* **EXERCISE DESCRIPTION**: Copy the data below exactly, omitting any picture it contains.

* **TASK INPUTS**:

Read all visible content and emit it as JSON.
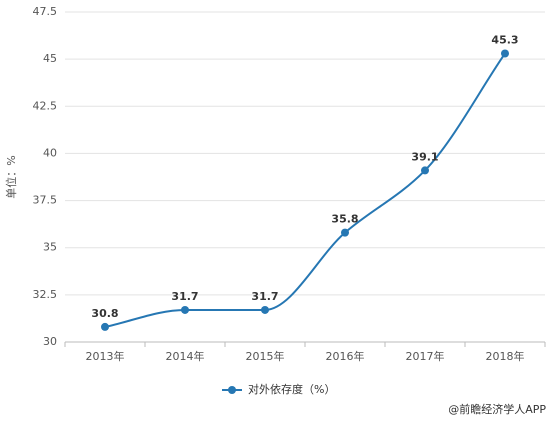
{
  "chart_data": {
    "type": "line",
    "y_label": "单位：%",
    "categories": [
      "2013年",
      "2014年",
      "2015年",
      "2016年",
      "2017年",
      "2018年"
    ],
    "series": [
      {
        "name": "对外依存度（%）",
        "color": "#2677b3",
        "values": [
          30.8,
          31.7,
          31.7,
          35.8,
          39.1,
          45.3
        ]
      }
    ],
    "ylim": [
      30,
      47.5
    ],
    "yticks": [
      30,
      32.5,
      35,
      37.5,
      40,
      42.5,
      45,
      47.5
    ],
    "grid": true,
    "source": "@前瞻经济学人APP"
  }
}
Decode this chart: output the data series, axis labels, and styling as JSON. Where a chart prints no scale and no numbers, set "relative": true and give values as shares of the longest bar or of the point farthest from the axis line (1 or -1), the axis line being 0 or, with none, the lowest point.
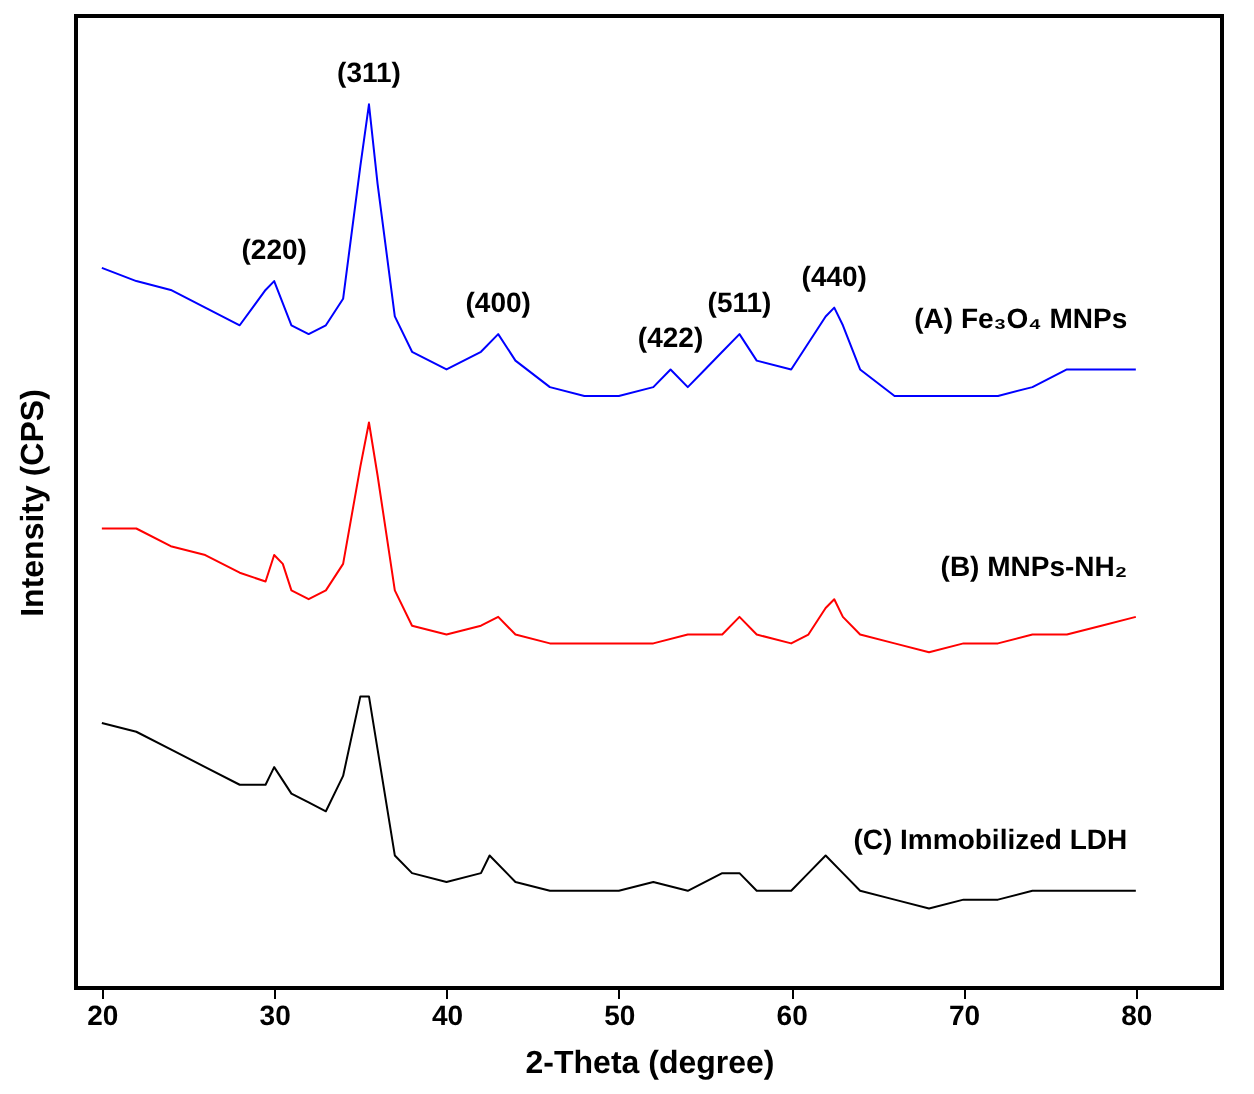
{
  "chart_data": {
    "type": "line",
    "relative": true,
    "xlabel": "2-Theta (degree)",
    "ylabel": "Intensity (CPS)",
    "xlim": [
      18.5,
      85
    ],
    "xticks": [
      20,
      30,
      40,
      50,
      60,
      70,
      80
    ],
    "grid": false,
    "series": [
      {
        "name": "(A) Fe₃O₄ MNPs",
        "color": "#0000ff",
        "x": [
          20,
          22,
          24,
          26,
          28,
          29.5,
          30,
          31,
          32,
          33,
          34,
          35,
          35.5,
          36,
          37,
          38,
          40,
          42,
          43,
          44,
          46,
          48,
          50,
          52,
          53,
          54,
          55,
          56,
          57,
          58,
          60,
          61,
          62,
          62.5,
          63,
          64,
          66,
          68,
          70,
          72,
          74,
          76,
          78,
          80
        ],
        "values": [
          0.815,
          0.8,
          0.79,
          0.77,
          0.75,
          0.79,
          0.8,
          0.75,
          0.74,
          0.75,
          0.78,
          0.93,
          1.0,
          0.91,
          0.76,
          0.72,
          0.7,
          0.72,
          0.74,
          0.71,
          0.68,
          0.67,
          0.67,
          0.68,
          0.7,
          0.68,
          0.7,
          0.72,
          0.74,
          0.71,
          0.7,
          0.73,
          0.76,
          0.77,
          0.75,
          0.7,
          0.67,
          0.67,
          0.67,
          0.67,
          0.68,
          0.7,
          0.7,
          0.7
        ]
      },
      {
        "name": "(B) MNPs-NH₂",
        "color": "#ff0000",
        "x": [
          20,
          22,
          24,
          26,
          28,
          29.5,
          30,
          30.5,
          31,
          32,
          33,
          34,
          35,
          35.5,
          36,
          37,
          38,
          40,
          42,
          43,
          44,
          46,
          48,
          50,
          52,
          54,
          56,
          57,
          58,
          60,
          61,
          62,
          62.5,
          63,
          64,
          66,
          68,
          70,
          72,
          74,
          76,
          78,
          80
        ],
        "values": [
          0.52,
          0.52,
          0.5,
          0.49,
          0.47,
          0.46,
          0.49,
          0.48,
          0.45,
          0.44,
          0.45,
          0.48,
          0.59,
          0.64,
          0.58,
          0.45,
          0.41,
          0.4,
          0.41,
          0.42,
          0.4,
          0.39,
          0.39,
          0.39,
          0.39,
          0.4,
          0.4,
          0.42,
          0.4,
          0.39,
          0.4,
          0.43,
          0.44,
          0.42,
          0.4,
          0.39,
          0.38,
          0.39,
          0.39,
          0.4,
          0.4,
          0.41,
          0.42
        ]
      },
      {
        "name": "(C) Immobilized LDH",
        "color": "#000000",
        "x": [
          20,
          22,
          24,
          26,
          28,
          29.5,
          30,
          31,
          32,
          33,
          34,
          35,
          35.5,
          36,
          37,
          38,
          40,
          42,
          42.5,
          44,
          46,
          48,
          50,
          52,
          54,
          56,
          57,
          58,
          60,
          61,
          62,
          63,
          64,
          66,
          68,
          70,
          72,
          74,
          76,
          78,
          80
        ],
        "values": [
          0.3,
          0.29,
          0.27,
          0.25,
          0.23,
          0.23,
          0.25,
          0.22,
          0.21,
          0.2,
          0.24,
          0.33,
          0.33,
          0.27,
          0.15,
          0.13,
          0.12,
          0.13,
          0.15,
          0.12,
          0.11,
          0.11,
          0.11,
          0.12,
          0.11,
          0.13,
          0.13,
          0.11,
          0.11,
          0.13,
          0.15,
          0.13,
          0.11,
          0.1,
          0.09,
          0.1,
          0.1,
          0.11,
          0.11,
          0.11,
          0.11
        ]
      }
    ],
    "annotations": [
      {
        "text": "(220)",
        "x": 30,
        "y": 0.8
      },
      {
        "text": "(311)",
        "x": 35.5,
        "y": 1.0
      },
      {
        "text": "(400)",
        "x": 43,
        "y": 0.74
      },
      {
        "text": "(422)",
        "x": 53,
        "y": 0.7
      },
      {
        "text": "(511)",
        "x": 57,
        "y": 0.74
      },
      {
        "text": "(440)",
        "x": 62.5,
        "y": 0.77
      }
    ]
  }
}
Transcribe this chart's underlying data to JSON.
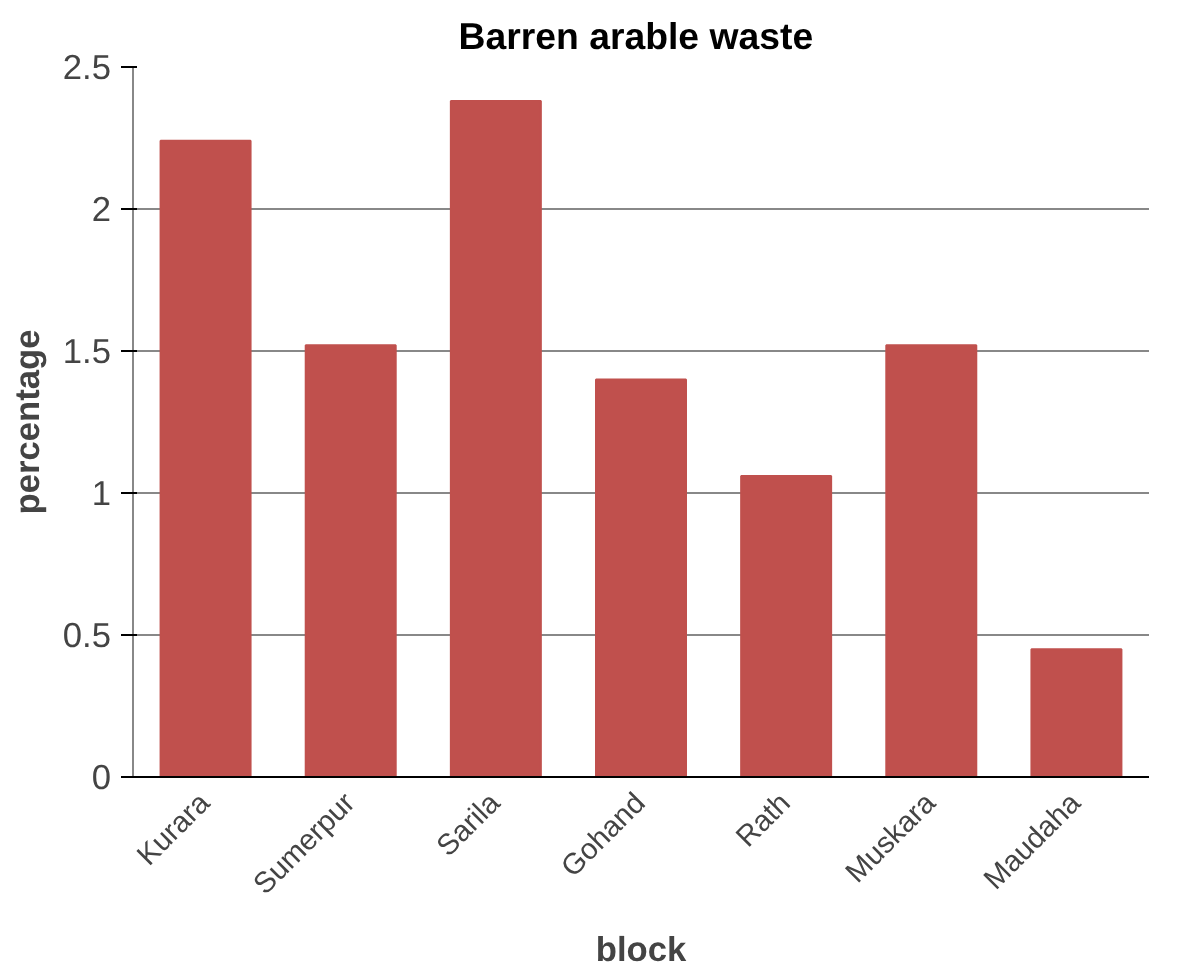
{
  "chart_data": {
    "type": "bar",
    "title": "Barren arable  waste",
    "xlabel": "block",
    "ylabel": "percentage",
    "categories": [
      "Kurara",
      "Sumerpur",
      "Sarila",
      "Gohand",
      "Rath",
      "Muskara",
      "Maudaha"
    ],
    "values": [
      2.24,
      1.52,
      2.38,
      1.4,
      1.06,
      1.52,
      0.45
    ],
    "color": "#c0504d",
    "ylim": [
      0,
      2.5
    ],
    "yticks": [
      0,
      0.5,
      1,
      1.5,
      2,
      2.5
    ],
    "grid": "y"
  }
}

* **ANSWER BELOW**:
Read all visible content and emit it as JSON.
{
  "chart_data": {
    "type": "line",
    "y_label": "单位：%",
    "categories": [
      "2013年",
      "2014年",
      "2015年",
      "2016年",
      "2017年",
      "2018年"
    ],
    "series": [
      {
        "name": "对外依存度（%）",
        "color": "#2677b3",
        "values": [
          30.8,
          31.7,
          31.7,
          35.8,
          39.1,
          45.3
        ]
      }
    ],
    "ylim": [
      30,
      47.5
    ],
    "yticks": [
      30,
      32.5,
      35,
      37.5,
      40,
      42.5,
      45,
      47.5
    ],
    "grid": true,
    "source": "@前瞻经济学人APP"
  }
}
Decode this chart: output the data series, axis labels, and styling as JSON. Where a chart prints no scale and no numbers, set "relative": true and give values as shares of the longest bar or of the point farthest from the axis line (1 or -1), the axis line being 0 or, with none, the lowest point.
{
  "chart_data": {
    "type": "line",
    "relative": true,
    "xlabel": "2-Theta (degree)",
    "ylabel": "Intensity (CPS)",
    "xlim": [
      18.5,
      85
    ],
    "xticks": [
      20,
      30,
      40,
      50,
      60,
      70,
      80
    ],
    "grid": false,
    "series": [
      {
        "name": "(A) Fe₃O₄ MNPs",
        "color": "#0000ff",
        "x": [
          20,
          22,
          24,
          26,
          28,
          29.5,
          30,
          31,
          32,
          33,
          34,
          35,
          35.5,
          36,
          37,
          38,
          40,
          42,
          43,
          44,
          46,
          48,
          50,
          52,
          53,
          54,
          55,
          56,
          57,
          58,
          60,
          61,
          62,
          62.5,
          63,
          64,
          66,
          68,
          70,
          72,
          74,
          76,
          78,
          80
        ],
        "values": [
          0.815,
          0.8,
          0.79,
          0.77,
          0.75,
          0.79,
          0.8,
          0.75,
          0.74,
          0.75,
          0.78,
          0.93,
          1.0,
          0.91,
          0.76,
          0.72,
          0.7,
          0.72,
          0.74,
          0.71,
          0.68,
          0.67,
          0.67,
          0.68,
          0.7,
          0.68,
          0.7,
          0.72,
          0.74,
          0.71,
          0.7,
          0.73,
          0.76,
          0.77,
          0.75,
          0.7,
          0.67,
          0.67,
          0.67,
          0.67,
          0.68,
          0.7,
          0.7,
          0.7
        ]
      },
      {
        "name": "(B) MNPs-NH₂",
        "color": "#ff0000",
        "x": [
          20,
          22,
          24,
          26,
          28,
          29.5,
          30,
          30.5,
          31,
          32,
          33,
          34,
          35,
          35.5,
          36,
          37,
          38,
          40,
          42,
          43,
          44,
          46,
          48,
          50,
          52,
          54,
          56,
          57,
          58,
          60,
          61,
          62,
          62.5,
          63,
          64,
          66,
          68,
          70,
          72,
          74,
          76,
          78,
          80
        ],
        "values": [
          0.52,
          0.52,
          0.5,
          0.49,
          0.47,
          0.46,
          0.49,
          0.48,
          0.45,
          0.44,
          0.45,
          0.48,
          0.59,
          0.64,
          0.58,
          0.45,
          0.41,
          0.4,
          0.41,
          0.42,
          0.4,
          0.39,
          0.39,
          0.39,
          0.39,
          0.4,
          0.4,
          0.42,
          0.4,
          0.39,
          0.4,
          0.43,
          0.44,
          0.42,
          0.4,
          0.39,
          0.38,
          0.39,
          0.39,
          0.4,
          0.4,
          0.41,
          0.42
        ]
      },
      {
        "name": "(C) Immobilized LDH",
        "color": "#000000",
        "x": [
          20,
          22,
          24,
          26,
          28,
          29.5,
          30,
          31,
          32,
          33,
          34,
          35,
          35.5,
          36,
          37,
          38,
          40,
          42,
          42.5,
          44,
          46,
          48,
          50,
          52,
          54,
          56,
          57,
          58,
          60,
          61,
          62,
          63,
          64,
          66,
          68,
          70,
          72,
          74,
          76,
          78,
          80
        ],
        "values": [
          0.3,
          0.29,
          0.27,
          0.25,
          0.23,
          0.23,
          0.25,
          0.22,
          0.21,
          0.2,
          0.24,
          0.33,
          0.33,
          0.27,
          0.15,
          0.13,
          0.12,
          0.13,
          0.15,
          0.12,
          0.11,
          0.11,
          0.11,
          0.12,
          0.11,
          0.13,
          0.13,
          0.11,
          0.11,
          0.13,
          0.15,
          0.13,
          0.11,
          0.1,
          0.09,
          0.1,
          0.1,
          0.11,
          0.11,
          0.11,
          0.11
        ]
      }
    ],
    "annotations": [
      {
        "text": "(220)",
        "x": 30,
        "y": 0.8
      },
      {
        "text": "(311)",
        "x": 35.5,
        "y": 1.0
      },
      {
        "text": "(400)",
        "x": 43,
        "y": 0.74
      },
      {
        "text": "(422)",
        "x": 53,
        "y": 0.7
      },
      {
        "text": "(511)",
        "x": 57,
        "y": 0.74
      },
      {
        "text": "(440)",
        "x": 62.5,
        "y": 0.77
      }
    ]
  }
}
Transcribe this chart's underlying data to JSON.
{
  "chart_data": {
    "type": "bar",
    "title": "Barren arable  waste",
    "xlabel": "block",
    "ylabel": "percentage",
    "categories": [
      "Kurara",
      "Sumerpur",
      "Sarila",
      "Gohand",
      "Rath",
      "Muskara",
      "Maudaha"
    ],
    "values": [
      2.24,
      1.52,
      2.38,
      1.4,
      1.06,
      1.52,
      0.45
    ],
    "color": "#c0504d",
    "ylim": [
      0,
      2.5
    ],
    "yticks": [
      0,
      0.5,
      1,
      1.5,
      2,
      2.5
    ],
    "grid": "y"
  }
}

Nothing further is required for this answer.